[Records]
===============

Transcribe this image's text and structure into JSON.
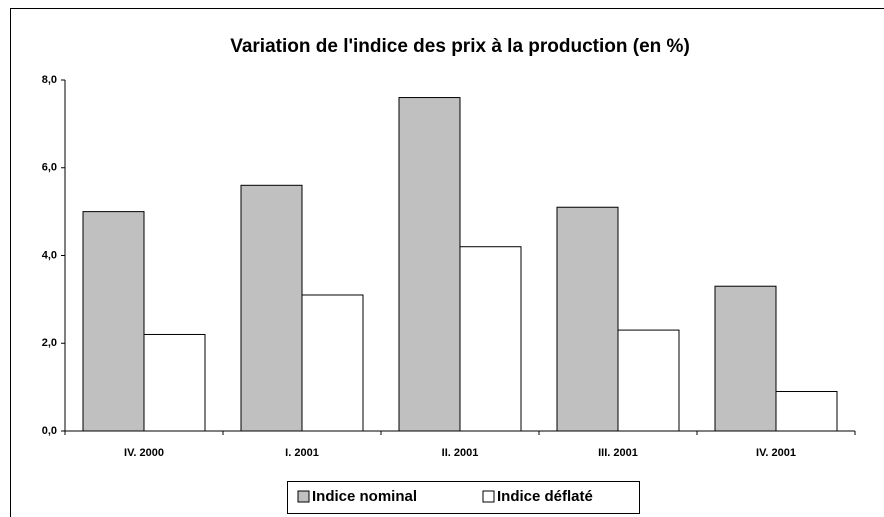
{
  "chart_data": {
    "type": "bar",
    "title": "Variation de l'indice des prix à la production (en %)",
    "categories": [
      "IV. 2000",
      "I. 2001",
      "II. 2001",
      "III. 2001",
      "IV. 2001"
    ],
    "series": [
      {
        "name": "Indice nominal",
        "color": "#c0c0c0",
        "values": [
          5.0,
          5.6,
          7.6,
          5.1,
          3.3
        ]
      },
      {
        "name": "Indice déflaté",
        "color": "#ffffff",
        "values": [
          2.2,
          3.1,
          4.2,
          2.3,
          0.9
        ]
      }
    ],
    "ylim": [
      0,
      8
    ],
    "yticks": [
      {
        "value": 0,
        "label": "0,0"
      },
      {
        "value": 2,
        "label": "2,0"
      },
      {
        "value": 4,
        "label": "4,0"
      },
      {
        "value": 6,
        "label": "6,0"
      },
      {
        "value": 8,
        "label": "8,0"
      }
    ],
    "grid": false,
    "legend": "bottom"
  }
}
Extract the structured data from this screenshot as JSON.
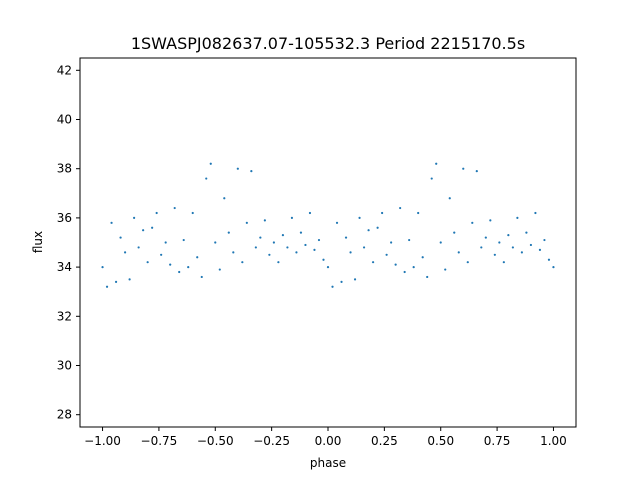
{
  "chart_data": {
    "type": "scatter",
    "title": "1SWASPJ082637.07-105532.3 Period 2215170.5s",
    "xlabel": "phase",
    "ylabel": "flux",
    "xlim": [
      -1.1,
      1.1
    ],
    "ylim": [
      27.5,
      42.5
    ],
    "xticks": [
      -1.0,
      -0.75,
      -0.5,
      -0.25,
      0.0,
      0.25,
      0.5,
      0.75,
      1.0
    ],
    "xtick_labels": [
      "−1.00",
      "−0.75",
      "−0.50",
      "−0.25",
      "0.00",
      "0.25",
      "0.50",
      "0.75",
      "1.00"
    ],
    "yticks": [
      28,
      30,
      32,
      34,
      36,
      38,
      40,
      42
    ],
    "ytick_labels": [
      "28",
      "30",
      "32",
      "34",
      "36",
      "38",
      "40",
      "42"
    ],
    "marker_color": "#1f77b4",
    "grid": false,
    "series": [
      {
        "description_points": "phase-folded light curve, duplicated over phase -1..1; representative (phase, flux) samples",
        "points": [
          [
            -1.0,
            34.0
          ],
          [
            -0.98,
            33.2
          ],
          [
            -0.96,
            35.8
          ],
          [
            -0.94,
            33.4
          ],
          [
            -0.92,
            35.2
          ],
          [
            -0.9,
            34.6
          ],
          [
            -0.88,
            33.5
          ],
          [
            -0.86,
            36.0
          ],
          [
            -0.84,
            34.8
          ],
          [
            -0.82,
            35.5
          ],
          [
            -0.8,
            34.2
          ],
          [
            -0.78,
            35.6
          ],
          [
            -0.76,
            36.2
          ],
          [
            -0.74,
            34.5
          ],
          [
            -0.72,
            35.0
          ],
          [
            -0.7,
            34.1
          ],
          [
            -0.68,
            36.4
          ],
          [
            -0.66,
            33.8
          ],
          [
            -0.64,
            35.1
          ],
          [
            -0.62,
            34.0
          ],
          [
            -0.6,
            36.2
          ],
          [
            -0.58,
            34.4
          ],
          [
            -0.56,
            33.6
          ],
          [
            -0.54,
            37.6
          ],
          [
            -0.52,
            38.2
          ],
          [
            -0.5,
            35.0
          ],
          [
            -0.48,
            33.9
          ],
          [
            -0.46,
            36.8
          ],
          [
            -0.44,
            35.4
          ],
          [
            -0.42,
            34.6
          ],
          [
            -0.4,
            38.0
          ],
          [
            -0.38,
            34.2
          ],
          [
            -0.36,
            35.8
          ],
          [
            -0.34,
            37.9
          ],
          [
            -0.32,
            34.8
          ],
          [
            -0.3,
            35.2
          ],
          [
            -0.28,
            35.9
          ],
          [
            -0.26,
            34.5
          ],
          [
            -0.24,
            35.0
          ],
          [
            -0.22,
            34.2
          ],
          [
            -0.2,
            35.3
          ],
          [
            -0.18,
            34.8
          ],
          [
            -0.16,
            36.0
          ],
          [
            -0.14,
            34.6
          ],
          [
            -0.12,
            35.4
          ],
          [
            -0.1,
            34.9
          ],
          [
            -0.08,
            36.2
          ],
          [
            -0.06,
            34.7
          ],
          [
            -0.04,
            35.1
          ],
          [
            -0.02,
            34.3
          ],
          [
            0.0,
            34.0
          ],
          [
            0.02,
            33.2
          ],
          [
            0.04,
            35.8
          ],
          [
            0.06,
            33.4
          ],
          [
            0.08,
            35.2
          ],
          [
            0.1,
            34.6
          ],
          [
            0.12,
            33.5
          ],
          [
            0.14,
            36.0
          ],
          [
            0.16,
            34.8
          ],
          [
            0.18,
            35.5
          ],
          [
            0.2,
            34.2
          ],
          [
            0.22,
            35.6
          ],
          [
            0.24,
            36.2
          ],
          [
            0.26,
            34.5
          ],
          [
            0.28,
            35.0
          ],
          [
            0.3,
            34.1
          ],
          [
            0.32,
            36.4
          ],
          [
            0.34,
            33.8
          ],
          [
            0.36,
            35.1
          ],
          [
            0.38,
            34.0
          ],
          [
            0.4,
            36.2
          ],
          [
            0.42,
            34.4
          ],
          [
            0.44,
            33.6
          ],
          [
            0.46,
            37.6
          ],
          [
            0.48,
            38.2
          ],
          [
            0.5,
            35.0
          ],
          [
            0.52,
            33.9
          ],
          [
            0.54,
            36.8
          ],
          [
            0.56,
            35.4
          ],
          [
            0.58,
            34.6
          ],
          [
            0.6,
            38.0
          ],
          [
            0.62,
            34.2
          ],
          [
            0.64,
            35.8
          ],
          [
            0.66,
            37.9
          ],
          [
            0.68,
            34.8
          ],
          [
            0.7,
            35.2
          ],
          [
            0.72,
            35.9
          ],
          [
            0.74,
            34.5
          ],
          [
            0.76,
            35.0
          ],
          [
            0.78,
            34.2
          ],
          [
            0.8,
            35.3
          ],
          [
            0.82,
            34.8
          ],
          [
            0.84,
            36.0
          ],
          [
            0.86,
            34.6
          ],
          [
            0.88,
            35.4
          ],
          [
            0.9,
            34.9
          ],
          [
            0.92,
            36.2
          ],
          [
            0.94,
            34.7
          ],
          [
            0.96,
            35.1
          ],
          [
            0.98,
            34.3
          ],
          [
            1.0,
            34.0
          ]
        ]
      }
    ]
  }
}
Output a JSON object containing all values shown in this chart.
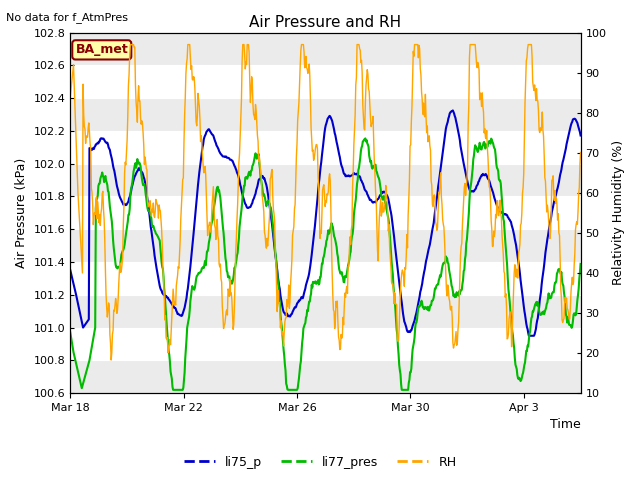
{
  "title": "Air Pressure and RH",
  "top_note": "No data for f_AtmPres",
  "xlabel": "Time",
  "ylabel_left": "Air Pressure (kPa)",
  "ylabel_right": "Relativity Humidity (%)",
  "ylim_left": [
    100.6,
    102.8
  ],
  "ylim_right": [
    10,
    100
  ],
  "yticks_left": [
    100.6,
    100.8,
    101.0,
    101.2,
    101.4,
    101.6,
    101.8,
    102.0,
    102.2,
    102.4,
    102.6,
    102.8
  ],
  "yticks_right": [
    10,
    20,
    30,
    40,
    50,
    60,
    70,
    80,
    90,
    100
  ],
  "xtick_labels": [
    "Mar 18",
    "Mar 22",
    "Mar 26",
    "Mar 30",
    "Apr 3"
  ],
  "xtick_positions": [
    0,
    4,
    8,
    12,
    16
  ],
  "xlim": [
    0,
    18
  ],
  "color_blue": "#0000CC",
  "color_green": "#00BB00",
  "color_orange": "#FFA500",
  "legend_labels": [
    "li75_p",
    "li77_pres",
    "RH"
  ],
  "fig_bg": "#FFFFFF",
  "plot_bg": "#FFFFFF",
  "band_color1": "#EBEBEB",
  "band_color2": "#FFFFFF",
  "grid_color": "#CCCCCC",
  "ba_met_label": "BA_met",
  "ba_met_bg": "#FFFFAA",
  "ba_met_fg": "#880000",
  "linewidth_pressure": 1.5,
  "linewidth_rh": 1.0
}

===============

■ Task goal: The pictures stay out; repeat exactly the lines from the one with "Output a JSON" to the end of the entries above, and nothing else.

■ Result for this exercise:
Output a JSON object containing all values shown in this chart.
{
  "title": "Air Pressure and RH",
  "top_note": "No data for f_AtmPres",
  "xlabel": "Time",
  "ylabel_left": "Air Pressure (kPa)",
  "ylabel_right": "Relativity Humidity (%)",
  "ylim_left": [
    100.6,
    102.8
  ],
  "ylim_right": [
    10,
    100
  ],
  "yticks_left": [
    100.6,
    100.8,
    101.0,
    101.2,
    101.4,
    101.6,
    101.8,
    102.0,
    102.2,
    102.4,
    102.6,
    102.8
  ],
  "yticks_right": [
    10,
    20,
    30,
    40,
    50,
    60,
    70,
    80,
    90,
    100
  ],
  "xtick_labels": [
    "Mar 18",
    "Mar 22",
    "Mar 26",
    "Mar 30",
    "Apr 3"
  ],
  "xtick_positions": [
    0,
    4,
    8,
    12,
    16
  ],
  "xlim": [
    0,
    18
  ],
  "color_blue": "#0000CC",
  "color_green": "#00BB00",
  "color_orange": "#FFA500",
  "legend_labels": [
    "li75_p",
    "li77_pres",
    "RH"
  ],
  "fig_bg": "#FFFFFF",
  "plot_bg": "#FFFFFF",
  "band_color1": "#EBEBEB",
  "band_color2": "#FFFFFF",
  "grid_color": "#CCCCCC",
  "ba_met_label": "BA_met",
  "ba_met_bg": "#FFFFAA",
  "ba_met_fg": "#880000",
  "linewidth_pressure": 1.5,
  "linewidth_rh": 1.0
}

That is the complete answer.